* PROBLEM STATEMENT *
What lines of the data include the string "figures"? Copy them all.

Extracted records
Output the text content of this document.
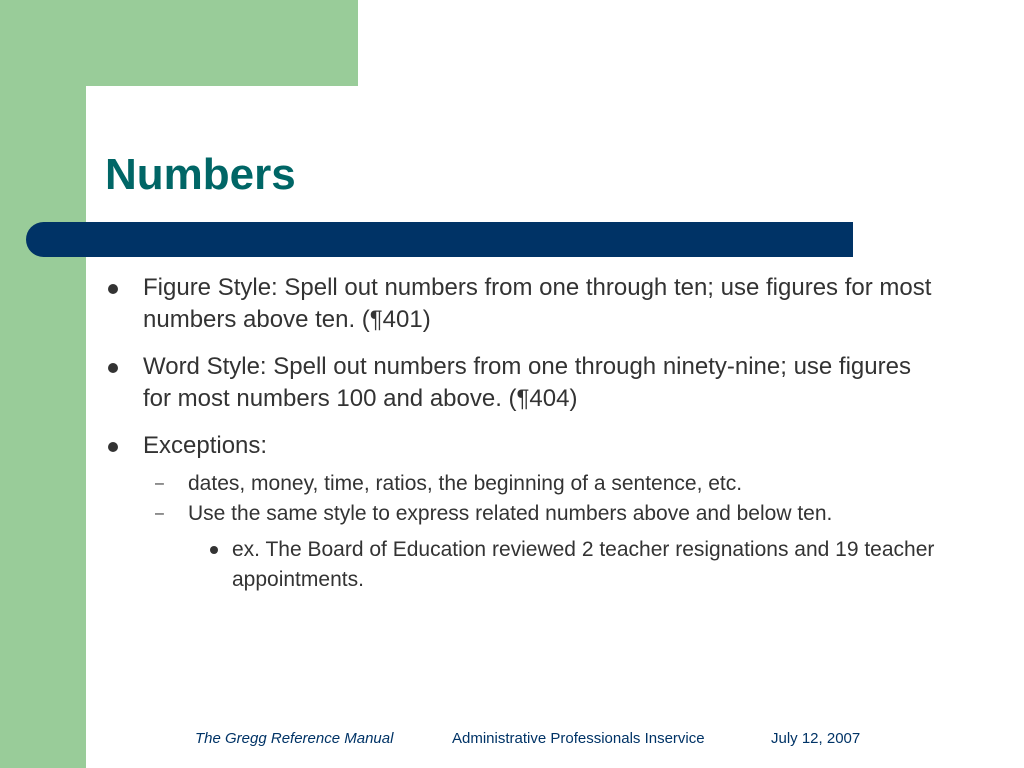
Numbers
Figure Style: Spell out numbers from one through ten; use figures for most numbers above ten. (¶401)
Word Style: Spell out numbers from one through ninety-nine; use figures for most numbers 100 and above. (¶404)
Exceptions:
– dates, money, time, ratios, the beginning of a sentence, etc.
– Use the same style to express related numbers above and below ten.
ex. The Board of Education reviewed 2 teacher resignations and 19 teacher appointments.
The Gregg Reference Manual	Administrative Professionals Inservice	July 12, 2007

* ANSWER TO THIS EXERCISE *
Figure Style: Spell out numbers from one through ten; use figures for most numbers above ten. (¶401)
Word Style: Spell out numbers from one through ninety-nine; use figures for most numbers 100 and above. (¶404)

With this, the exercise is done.